Exercise brief:
Every line of the records below should be restated exactly.

The records:

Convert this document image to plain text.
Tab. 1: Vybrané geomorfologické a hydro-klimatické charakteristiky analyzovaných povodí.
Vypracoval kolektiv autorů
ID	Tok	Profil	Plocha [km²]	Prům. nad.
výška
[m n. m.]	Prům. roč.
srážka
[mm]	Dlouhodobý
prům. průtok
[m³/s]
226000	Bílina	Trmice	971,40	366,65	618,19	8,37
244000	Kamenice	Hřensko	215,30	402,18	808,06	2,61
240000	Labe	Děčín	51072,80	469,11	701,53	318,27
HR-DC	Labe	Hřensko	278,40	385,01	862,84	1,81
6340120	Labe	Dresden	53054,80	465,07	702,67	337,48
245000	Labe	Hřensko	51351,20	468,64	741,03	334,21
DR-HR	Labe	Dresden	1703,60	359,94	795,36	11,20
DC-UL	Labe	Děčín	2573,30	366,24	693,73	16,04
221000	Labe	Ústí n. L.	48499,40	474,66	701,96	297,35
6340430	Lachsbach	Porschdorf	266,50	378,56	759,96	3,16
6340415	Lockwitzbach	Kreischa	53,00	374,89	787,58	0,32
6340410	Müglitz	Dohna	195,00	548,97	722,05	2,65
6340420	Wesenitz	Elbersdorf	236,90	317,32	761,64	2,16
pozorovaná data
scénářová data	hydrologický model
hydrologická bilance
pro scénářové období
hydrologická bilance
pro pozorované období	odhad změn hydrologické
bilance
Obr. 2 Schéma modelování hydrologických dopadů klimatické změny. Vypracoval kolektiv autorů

Task result:
Convert this document image to plain text.
Tab. 1: Vybrané geomorfologické a hydro-klimatické charakteristiky analyzovaných povodí.
Vypracoval kolektiv autorů
ID	Tok	Profil	Plocha [km²]	Prům. nad.
výška
[m n. m.]	Prům. roč.
srážka
[mm]	Dlouhodobý
prům. průtok
[m³/s]
226000	Bílina	Trmice	971,40	366,65	618,19	8,37
244000	Kamenice	Hřensko	215,30	402,18	808,06	2,61
240000	Labe	Děčín	51072,80	469,11	701,53	318,27
HR-DC	Labe	Hřensko	278,40	385,01	862,84	1,81
6340120	Labe	Dresden	53054,80	465,07	702,67	337,48
245000	Labe	Hřensko	51351,20	468,64	741,03	334,21
DR-HR	Labe	Dresden	1703,60	359,94	795,36	11,20
DC-UL	Labe	Děčín	2573,30	366,24	693,73	16,04
221000	Labe	Ústí n. L.	48499,40	474,66	701,96	297,35
6340430	Lachsbach	Porschdorf	266,50	378,56	759,96	3,16
6340415	Lockwitzbach	Kreischa	53,00	374,89	787,58	0,32
6340410	Müglitz	Dohna	195,00	548,97	722,05	2,65
6340420	Wesenitz	Elbersdorf	236,90	317,32	761,64	2,16
pozorovaná data
scénářová data	hydrologický model
hydrologická bilance
pro scénářové období
hydrologická bilance
pro pozorované období	odhad změn hydrologické
bilance
Obr. 2 Schéma modelování hydrologických dopadů klimatické změny. Vypracoval kolektiv autorů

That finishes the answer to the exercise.